Stated goal:
Give the data below again, word for word.

[START OF Data shown]

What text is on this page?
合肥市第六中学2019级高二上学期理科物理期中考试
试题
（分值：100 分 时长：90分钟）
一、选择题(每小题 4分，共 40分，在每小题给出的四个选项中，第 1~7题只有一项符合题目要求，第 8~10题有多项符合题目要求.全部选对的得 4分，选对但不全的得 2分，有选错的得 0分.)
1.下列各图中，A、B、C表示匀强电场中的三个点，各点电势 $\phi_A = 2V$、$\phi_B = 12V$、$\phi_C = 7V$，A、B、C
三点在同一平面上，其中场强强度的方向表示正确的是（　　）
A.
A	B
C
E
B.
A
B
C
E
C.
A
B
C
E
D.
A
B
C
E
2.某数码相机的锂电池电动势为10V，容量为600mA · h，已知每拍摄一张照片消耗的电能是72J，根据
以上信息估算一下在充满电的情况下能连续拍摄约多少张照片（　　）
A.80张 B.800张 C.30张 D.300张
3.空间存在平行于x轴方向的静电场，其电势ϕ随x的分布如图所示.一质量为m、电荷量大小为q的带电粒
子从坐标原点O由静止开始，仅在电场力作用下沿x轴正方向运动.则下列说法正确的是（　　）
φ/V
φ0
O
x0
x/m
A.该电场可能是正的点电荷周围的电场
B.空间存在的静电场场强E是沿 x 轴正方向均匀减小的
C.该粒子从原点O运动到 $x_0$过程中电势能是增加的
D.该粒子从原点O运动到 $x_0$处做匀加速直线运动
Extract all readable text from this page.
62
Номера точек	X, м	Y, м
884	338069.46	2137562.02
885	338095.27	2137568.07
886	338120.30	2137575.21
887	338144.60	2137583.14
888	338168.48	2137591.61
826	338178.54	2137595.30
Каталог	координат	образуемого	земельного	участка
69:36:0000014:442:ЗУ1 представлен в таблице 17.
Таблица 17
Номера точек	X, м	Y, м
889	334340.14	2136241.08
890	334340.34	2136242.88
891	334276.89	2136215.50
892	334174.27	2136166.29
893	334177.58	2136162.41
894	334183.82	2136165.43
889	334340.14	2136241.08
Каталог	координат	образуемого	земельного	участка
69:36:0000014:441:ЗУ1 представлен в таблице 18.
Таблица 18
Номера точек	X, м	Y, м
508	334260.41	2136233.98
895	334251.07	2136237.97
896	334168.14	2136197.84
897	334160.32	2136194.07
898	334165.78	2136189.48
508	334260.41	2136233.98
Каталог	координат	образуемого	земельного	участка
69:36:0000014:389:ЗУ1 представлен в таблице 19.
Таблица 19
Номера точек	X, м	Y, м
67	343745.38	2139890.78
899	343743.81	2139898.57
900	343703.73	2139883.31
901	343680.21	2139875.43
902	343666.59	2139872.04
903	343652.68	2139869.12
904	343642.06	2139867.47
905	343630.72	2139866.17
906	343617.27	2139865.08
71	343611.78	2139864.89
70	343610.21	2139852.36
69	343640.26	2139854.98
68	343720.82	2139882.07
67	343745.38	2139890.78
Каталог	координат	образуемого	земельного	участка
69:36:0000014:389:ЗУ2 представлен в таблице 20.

[END OF Data shown]

Written solution:
What text is on this page?
合肥市第六中学2019级高二上学期理科物理期中考试
试题
（分值：100 分 时长：90分钟）
一、选择题(每小题 4分，共 40分，在每小题给出的四个选项中，第 1~7题只有一项符合题目要求，第 8~10题有多项符合题目要求.全部选对的得 4分，选对但不全的得 2分，有选错的得 0分.)
1.下列各图中，A、B、C表示匀强电场中的三个点，各点电势 $\phi_A = 2V$、$\phi_B = 12V$、$\phi_C = 7V$，A、B、C
三点在同一平面上，其中场强强度的方向表示正确的是（　　）
A.
A	B
C
E
B.
A
B
C
E
C.
A
B
C
E
D.
A
B
C
E
2.某数码相机的锂电池电动势为10V，容量为600mA · h，已知每拍摄一张照片消耗的电能是72J，根据
以上信息估算一下在充满电的情况下能连续拍摄约多少张照片（　　）
A.80张 B.800张 C.30张 D.300张
3.空间存在平行于x轴方向的静电场，其电势ϕ随x的分布如图所示.一质量为m、电荷量大小为q的带电粒
子从坐标原点O由静止开始，仅在电场力作用下沿x轴正方向运动.则下列说法正确的是（　　）
φ/V
φ0
O
x0
x/m
A.该电场可能是正的点电荷周围的电场
B.空间存在的静电场场强E是沿 x 轴正方向均匀减小的
C.该粒子从原点O运动到 $x_0$过程中电势能是增加的
D.该粒子从原点O运动到 $x_0$处做匀加速直线运动
Extract all readable text from this page.
62
Номера точек	X, м	Y, м
884	338069.46	2137562.02
885	338095.27	2137568.07
886	338120.30	2137575.21
887	338144.60	2137583.14
888	338168.48	2137591.61
826	338178.54	2137595.30
Каталог	координат	образуемого	земельного	участка
69:36:0000014:442:ЗУ1 представлен в таблице 17.
Таблица 17
Номера точек	X, м	Y, м
889	334340.14	2136241.08
890	334340.34	2136242.88
891	334276.89	2136215.50
892	334174.27	2136166.29
893	334177.58	2136162.41
894	334183.82	2136165.43
889	334340.14	2136241.08
Каталог	координат	образуемого	земельного	участка
69:36:0000014:441:ЗУ1 представлен в таблице 18.
Таблица 18
Номера точек	X, м	Y, м
508	334260.41	2136233.98
895	334251.07	2136237.97
896	334168.14	2136197.84
897	334160.32	2136194.07
898	334165.78	2136189.48
508	334260.41	2136233.98
Каталог	координат	образуемого	земельного	участка
69:36:0000014:389:ЗУ1 представлен в таблице 19.
Таблица 19
Номера точек	X, м	Y, м
67	343745.38	2139890.78
899	343743.81	2139898.57
900	343703.73	2139883.31
901	343680.21	2139875.43
902	343666.59	2139872.04
903	343652.68	2139869.12
904	343642.06	2139867.47
905	343630.72	2139866.17
906	343617.27	2139865.08
71	343611.78	2139864.89
70	343610.21	2139852.36
69	343640.26	2139854.98
68	343720.82	2139882.07
67	343745.38	2139890.78
Каталог	координат	образуемого	земельного	участка
69:36:0000014:389:ЗУ2 представлен в таблице 20.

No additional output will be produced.